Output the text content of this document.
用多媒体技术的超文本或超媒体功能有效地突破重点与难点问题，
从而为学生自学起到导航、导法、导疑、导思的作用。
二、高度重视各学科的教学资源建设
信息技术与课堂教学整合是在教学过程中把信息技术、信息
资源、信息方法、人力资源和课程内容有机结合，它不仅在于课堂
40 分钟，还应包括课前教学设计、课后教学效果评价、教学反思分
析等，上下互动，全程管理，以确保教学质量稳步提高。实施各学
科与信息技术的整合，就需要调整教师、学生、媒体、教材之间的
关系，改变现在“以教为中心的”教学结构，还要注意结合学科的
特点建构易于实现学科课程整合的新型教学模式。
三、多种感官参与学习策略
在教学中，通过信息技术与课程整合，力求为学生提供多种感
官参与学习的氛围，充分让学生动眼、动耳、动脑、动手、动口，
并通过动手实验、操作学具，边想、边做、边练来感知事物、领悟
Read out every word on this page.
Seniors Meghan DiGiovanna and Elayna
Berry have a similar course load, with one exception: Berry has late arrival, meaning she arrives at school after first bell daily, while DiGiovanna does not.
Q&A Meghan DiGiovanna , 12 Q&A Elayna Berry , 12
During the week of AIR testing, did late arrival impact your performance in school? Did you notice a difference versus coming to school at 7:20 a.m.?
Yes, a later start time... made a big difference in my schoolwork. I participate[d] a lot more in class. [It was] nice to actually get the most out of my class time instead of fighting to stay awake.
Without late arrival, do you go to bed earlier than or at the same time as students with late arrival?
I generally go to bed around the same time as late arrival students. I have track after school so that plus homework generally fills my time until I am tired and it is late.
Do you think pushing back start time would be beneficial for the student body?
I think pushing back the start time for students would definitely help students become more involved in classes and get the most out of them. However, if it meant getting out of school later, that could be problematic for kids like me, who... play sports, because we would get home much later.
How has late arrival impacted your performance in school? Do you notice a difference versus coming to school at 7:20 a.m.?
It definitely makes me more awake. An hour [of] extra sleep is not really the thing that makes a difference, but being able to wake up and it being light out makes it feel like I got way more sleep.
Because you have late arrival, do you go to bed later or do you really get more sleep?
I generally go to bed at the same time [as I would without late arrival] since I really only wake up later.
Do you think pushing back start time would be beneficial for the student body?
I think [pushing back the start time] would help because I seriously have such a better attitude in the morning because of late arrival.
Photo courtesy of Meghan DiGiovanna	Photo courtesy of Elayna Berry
- - - -
In the entries above, find each line with the string "versus" and copy it.

During the week of AIR testing, did late arrival impact your performance in school? Did you notice a difference versus coming to school at 7:20 a.m.?
How has late arrival impacted your performance in school? Do you notice a difference versus coming to school at 7:20 a.m.?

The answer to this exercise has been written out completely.